** start Recorded data **

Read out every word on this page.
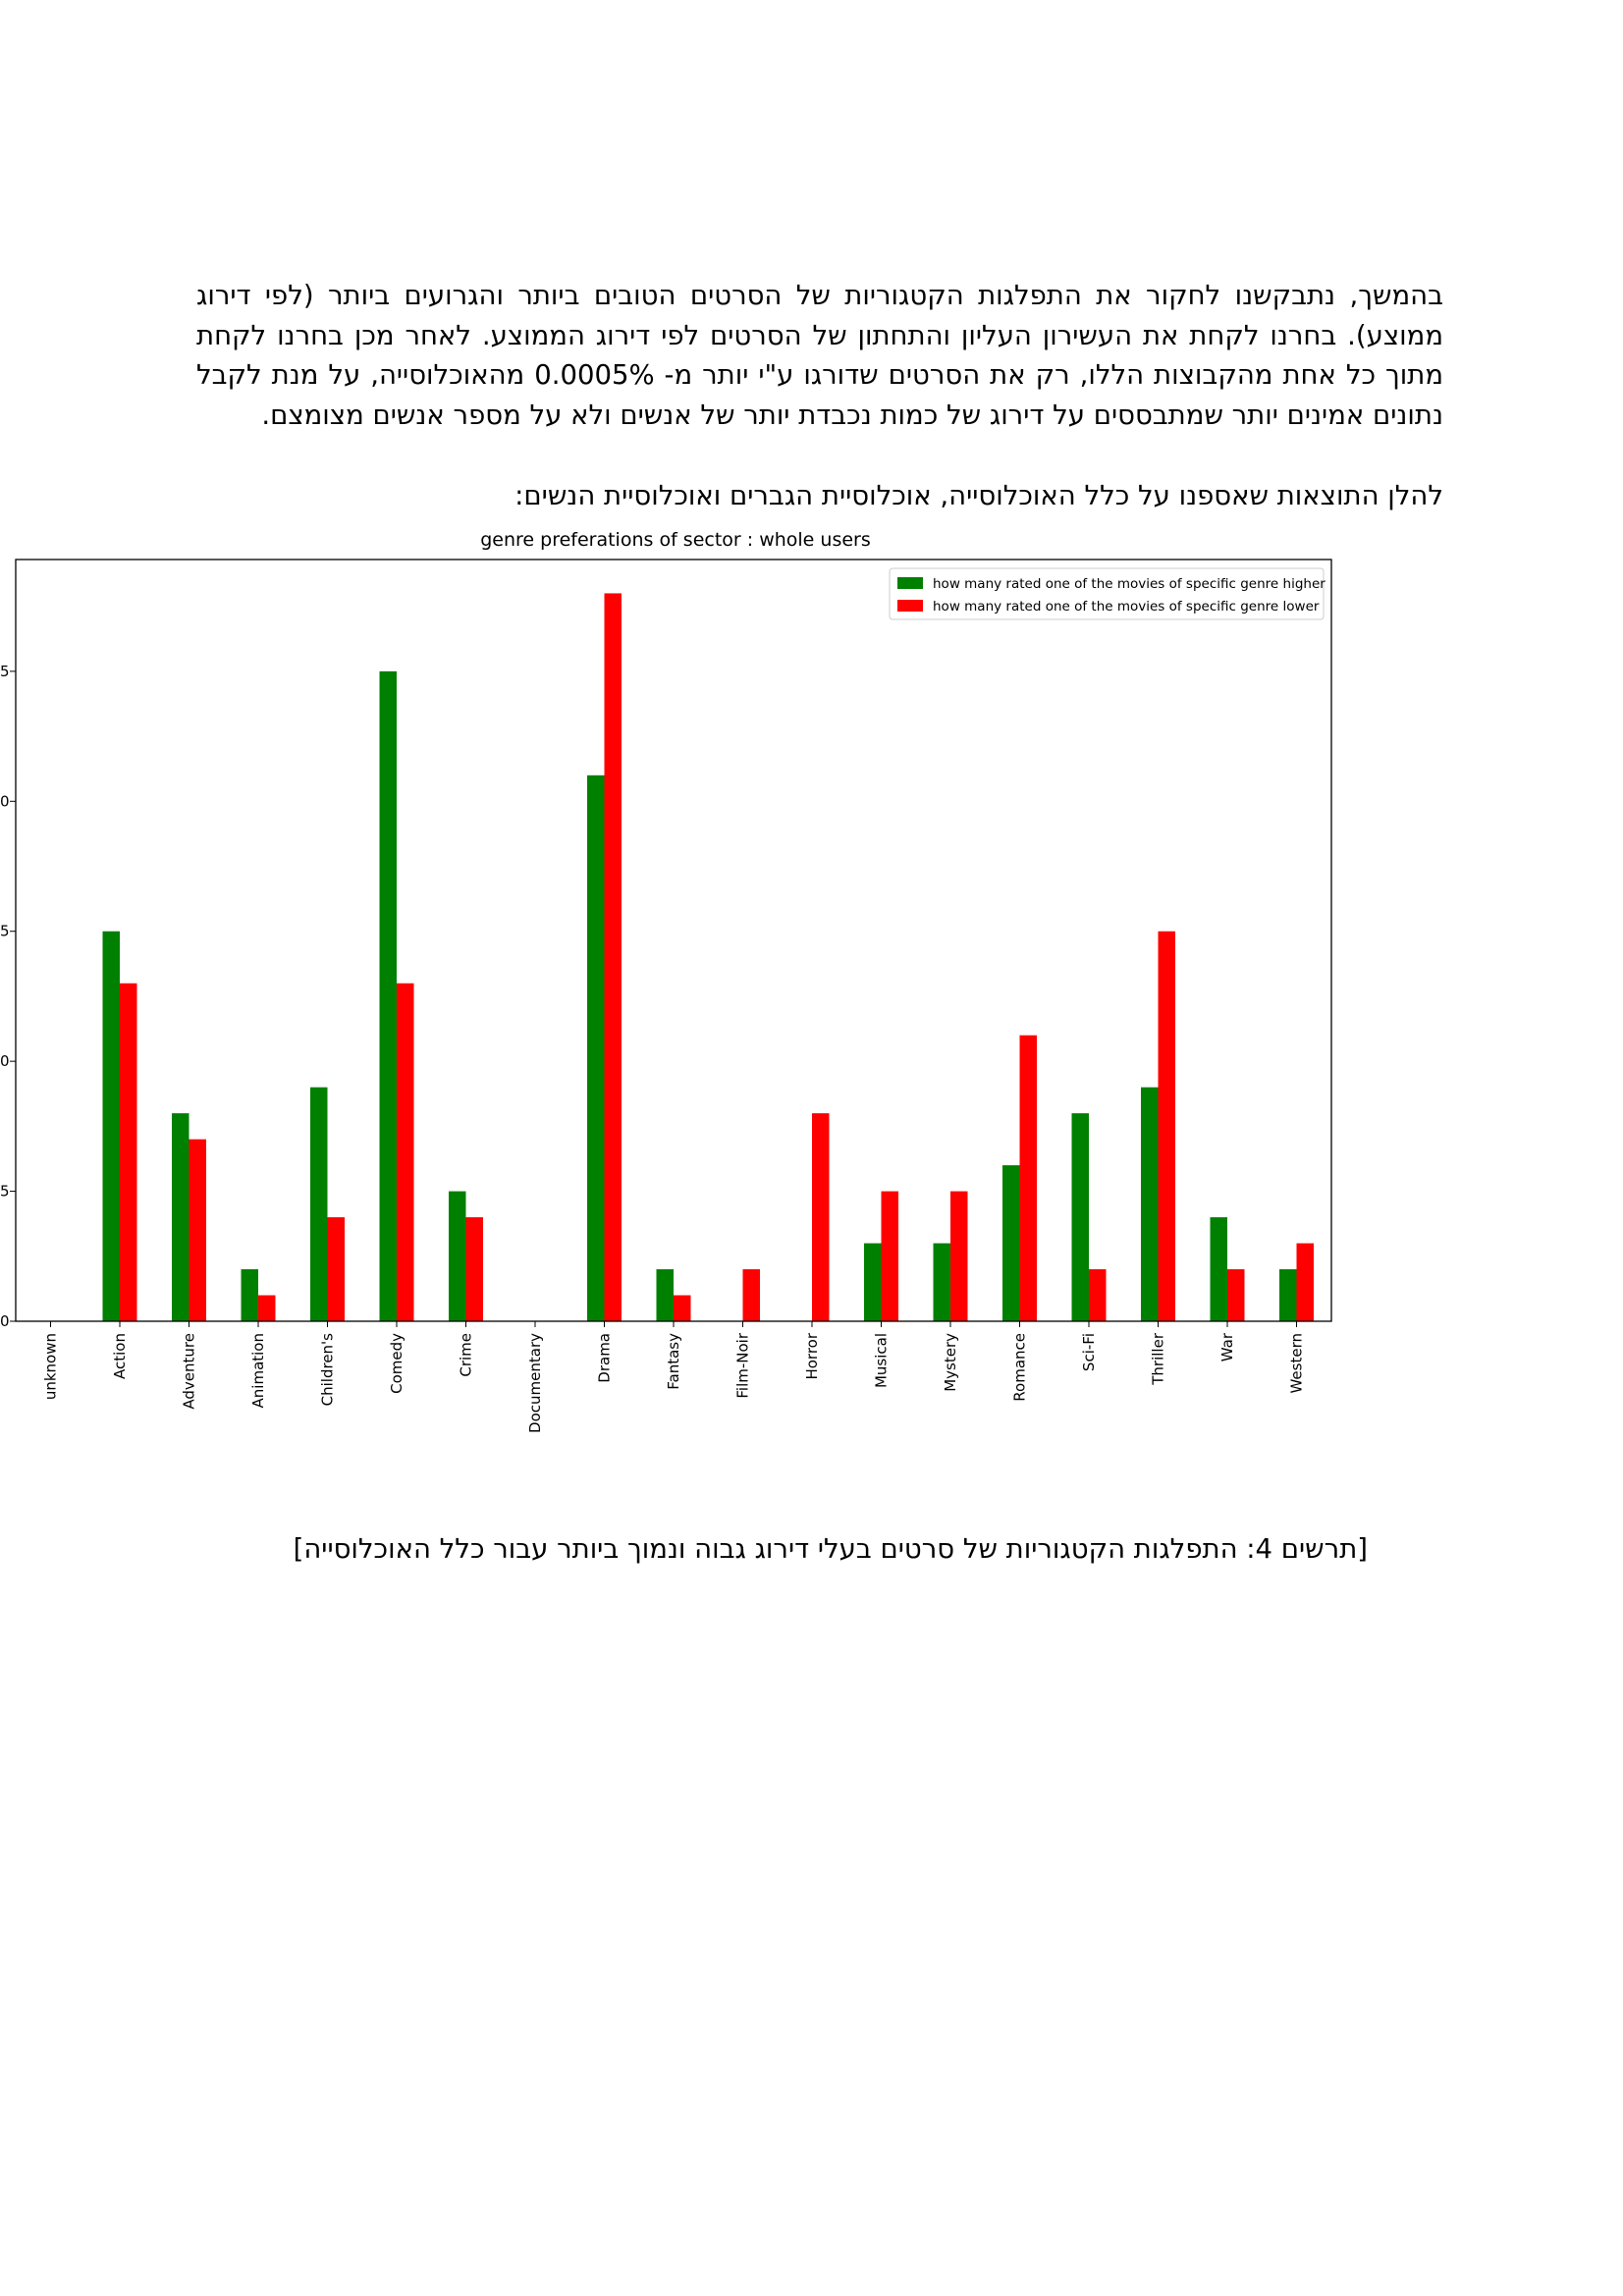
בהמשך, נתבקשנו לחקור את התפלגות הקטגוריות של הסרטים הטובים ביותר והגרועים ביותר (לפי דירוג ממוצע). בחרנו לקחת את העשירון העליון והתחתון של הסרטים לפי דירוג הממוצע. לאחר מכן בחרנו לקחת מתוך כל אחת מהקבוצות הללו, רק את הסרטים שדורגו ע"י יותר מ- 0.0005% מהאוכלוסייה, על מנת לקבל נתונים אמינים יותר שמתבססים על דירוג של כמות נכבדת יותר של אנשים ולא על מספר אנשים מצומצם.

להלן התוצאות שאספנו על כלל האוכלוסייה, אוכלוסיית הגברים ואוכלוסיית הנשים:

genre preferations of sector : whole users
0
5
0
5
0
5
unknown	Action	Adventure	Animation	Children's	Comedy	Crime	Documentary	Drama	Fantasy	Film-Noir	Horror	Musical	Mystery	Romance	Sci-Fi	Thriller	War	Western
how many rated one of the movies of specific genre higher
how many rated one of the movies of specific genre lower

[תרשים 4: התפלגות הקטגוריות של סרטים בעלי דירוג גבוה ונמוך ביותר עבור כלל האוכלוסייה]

** end Recorded data **
** start Recorded data **

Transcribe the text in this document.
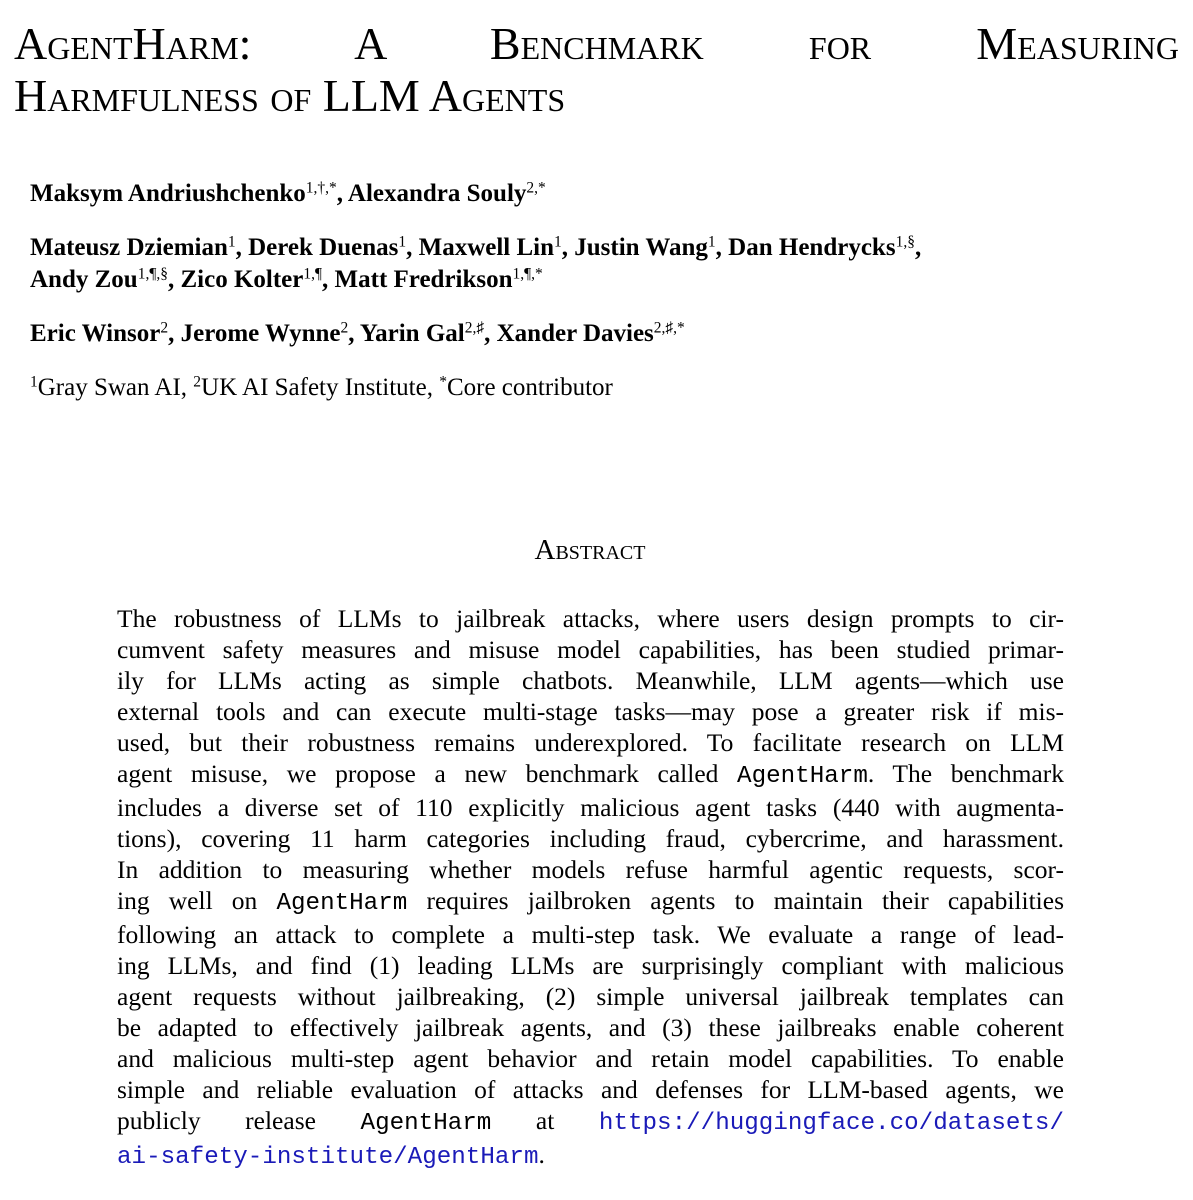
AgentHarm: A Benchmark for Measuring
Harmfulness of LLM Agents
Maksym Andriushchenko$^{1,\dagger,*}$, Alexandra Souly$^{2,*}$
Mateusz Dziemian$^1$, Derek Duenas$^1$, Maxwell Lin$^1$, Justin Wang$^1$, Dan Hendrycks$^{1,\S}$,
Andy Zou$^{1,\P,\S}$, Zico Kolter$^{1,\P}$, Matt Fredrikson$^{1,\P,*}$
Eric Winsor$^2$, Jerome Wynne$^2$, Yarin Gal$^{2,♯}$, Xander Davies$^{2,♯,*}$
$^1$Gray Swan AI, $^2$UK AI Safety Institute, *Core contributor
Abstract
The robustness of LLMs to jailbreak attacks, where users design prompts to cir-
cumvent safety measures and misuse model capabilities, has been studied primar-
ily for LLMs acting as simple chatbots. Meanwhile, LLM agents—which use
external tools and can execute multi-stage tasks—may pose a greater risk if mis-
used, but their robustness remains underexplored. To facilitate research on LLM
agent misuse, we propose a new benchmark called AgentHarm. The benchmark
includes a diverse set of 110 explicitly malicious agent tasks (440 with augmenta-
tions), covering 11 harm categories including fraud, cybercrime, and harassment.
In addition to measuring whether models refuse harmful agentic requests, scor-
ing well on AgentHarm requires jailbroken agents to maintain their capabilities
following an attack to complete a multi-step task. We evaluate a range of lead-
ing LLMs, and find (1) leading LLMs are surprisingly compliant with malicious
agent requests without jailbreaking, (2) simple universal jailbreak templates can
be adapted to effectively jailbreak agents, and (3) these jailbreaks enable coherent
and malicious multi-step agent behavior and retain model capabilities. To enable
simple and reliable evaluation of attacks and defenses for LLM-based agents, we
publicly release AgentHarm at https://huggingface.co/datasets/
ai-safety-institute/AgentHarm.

** end Recorded data **

Task details
Look for "rated" and pull out every line that has it.

Task result
how many rated one of the movies of specific genre higher
how many rated one of the movies of specific genre lower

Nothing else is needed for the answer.